** To be done **
Wherever a line below holds the word "Kemp", copy that line.

** Records for the exercise **
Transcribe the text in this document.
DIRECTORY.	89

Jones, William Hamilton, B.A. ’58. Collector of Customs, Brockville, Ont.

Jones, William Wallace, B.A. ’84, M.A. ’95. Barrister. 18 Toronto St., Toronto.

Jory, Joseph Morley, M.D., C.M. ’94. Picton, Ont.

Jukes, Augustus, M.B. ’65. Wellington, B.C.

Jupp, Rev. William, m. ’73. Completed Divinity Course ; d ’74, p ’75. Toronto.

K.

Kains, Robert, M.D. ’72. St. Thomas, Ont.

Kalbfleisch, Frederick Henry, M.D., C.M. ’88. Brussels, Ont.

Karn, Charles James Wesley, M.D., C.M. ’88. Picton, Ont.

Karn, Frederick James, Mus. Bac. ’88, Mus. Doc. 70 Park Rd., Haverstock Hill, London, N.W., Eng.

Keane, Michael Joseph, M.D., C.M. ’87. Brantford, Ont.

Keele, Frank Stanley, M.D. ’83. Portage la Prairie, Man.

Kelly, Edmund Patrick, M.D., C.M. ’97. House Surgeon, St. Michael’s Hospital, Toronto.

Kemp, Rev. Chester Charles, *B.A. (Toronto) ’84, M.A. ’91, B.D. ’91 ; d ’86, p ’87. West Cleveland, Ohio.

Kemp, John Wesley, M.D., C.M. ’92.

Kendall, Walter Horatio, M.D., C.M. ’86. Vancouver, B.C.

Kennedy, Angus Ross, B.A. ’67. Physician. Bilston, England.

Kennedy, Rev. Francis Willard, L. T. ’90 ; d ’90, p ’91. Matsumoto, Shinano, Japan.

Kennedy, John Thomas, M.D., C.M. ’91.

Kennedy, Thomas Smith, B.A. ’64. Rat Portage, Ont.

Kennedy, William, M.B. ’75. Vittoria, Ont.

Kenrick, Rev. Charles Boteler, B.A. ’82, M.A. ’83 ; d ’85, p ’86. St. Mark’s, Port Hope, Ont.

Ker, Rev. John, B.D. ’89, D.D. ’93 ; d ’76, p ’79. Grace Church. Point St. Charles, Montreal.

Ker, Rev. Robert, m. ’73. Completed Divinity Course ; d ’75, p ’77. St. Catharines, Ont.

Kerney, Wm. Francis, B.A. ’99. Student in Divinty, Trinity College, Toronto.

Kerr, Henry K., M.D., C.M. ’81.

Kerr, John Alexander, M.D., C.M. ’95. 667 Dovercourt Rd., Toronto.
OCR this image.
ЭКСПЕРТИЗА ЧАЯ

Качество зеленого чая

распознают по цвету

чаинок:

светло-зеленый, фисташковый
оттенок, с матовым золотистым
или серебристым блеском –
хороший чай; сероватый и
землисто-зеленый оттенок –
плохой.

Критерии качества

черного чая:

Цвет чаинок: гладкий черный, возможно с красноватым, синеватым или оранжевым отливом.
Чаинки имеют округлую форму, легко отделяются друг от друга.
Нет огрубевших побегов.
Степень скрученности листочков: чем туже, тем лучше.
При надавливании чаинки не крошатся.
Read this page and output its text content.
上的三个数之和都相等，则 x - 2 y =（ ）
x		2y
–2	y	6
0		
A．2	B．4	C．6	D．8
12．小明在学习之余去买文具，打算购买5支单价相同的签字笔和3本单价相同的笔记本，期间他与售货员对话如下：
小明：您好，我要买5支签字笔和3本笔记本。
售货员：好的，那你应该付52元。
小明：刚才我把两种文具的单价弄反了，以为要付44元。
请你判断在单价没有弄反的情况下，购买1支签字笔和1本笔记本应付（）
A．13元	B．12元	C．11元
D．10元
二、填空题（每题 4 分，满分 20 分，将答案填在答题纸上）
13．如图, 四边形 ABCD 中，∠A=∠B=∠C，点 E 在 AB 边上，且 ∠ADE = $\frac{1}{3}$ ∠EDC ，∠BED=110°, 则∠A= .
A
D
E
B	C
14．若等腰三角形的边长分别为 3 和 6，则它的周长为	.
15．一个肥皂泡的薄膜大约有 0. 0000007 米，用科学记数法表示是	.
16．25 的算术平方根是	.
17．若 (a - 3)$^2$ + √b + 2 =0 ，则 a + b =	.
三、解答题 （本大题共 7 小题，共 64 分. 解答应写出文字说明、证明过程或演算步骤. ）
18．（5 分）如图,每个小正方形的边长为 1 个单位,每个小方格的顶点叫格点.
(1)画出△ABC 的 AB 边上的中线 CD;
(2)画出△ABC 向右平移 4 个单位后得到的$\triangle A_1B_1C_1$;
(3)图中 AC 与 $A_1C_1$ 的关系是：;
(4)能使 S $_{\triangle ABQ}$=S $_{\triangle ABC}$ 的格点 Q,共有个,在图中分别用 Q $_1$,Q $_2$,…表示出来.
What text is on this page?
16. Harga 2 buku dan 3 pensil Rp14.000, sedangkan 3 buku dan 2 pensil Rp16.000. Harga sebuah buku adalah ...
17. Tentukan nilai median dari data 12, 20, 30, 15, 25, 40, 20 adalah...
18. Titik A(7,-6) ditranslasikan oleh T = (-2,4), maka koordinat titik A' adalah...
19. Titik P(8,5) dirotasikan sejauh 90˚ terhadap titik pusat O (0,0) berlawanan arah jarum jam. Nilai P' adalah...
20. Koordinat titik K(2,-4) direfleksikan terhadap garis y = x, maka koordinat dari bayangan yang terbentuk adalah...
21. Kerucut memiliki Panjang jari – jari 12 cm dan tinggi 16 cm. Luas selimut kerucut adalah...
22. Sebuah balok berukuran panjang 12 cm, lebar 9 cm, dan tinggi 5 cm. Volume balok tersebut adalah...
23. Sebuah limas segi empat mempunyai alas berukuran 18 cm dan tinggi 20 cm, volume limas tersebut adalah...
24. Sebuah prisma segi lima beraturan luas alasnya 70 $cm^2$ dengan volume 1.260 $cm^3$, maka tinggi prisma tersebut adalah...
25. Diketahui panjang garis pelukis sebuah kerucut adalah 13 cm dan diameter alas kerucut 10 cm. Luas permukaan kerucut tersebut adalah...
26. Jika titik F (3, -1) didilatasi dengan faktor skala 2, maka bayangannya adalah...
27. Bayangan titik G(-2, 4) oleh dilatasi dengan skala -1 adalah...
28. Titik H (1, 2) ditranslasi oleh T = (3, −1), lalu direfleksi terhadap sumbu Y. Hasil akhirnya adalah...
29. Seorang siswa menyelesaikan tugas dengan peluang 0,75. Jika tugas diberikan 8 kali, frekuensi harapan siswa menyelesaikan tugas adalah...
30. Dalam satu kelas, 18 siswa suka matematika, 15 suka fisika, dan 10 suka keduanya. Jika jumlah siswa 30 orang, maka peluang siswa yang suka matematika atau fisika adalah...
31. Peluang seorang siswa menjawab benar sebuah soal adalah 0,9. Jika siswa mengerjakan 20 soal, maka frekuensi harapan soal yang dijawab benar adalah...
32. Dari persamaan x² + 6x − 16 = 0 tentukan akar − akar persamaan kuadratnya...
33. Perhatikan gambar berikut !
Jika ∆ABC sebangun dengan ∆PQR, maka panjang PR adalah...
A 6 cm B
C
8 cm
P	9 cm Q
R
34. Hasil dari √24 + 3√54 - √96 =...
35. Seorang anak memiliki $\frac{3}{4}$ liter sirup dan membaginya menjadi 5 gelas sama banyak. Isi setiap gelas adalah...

** Problem solution **
Kemp, Rev. Chester Charles, *B.A. (Toronto) ’84, M.A. ’91, B.D. ’91 ; d ’86, p ’87. West Cleveland, Ohio.
Kemp, John Wesley, M.D., C.M. ’92.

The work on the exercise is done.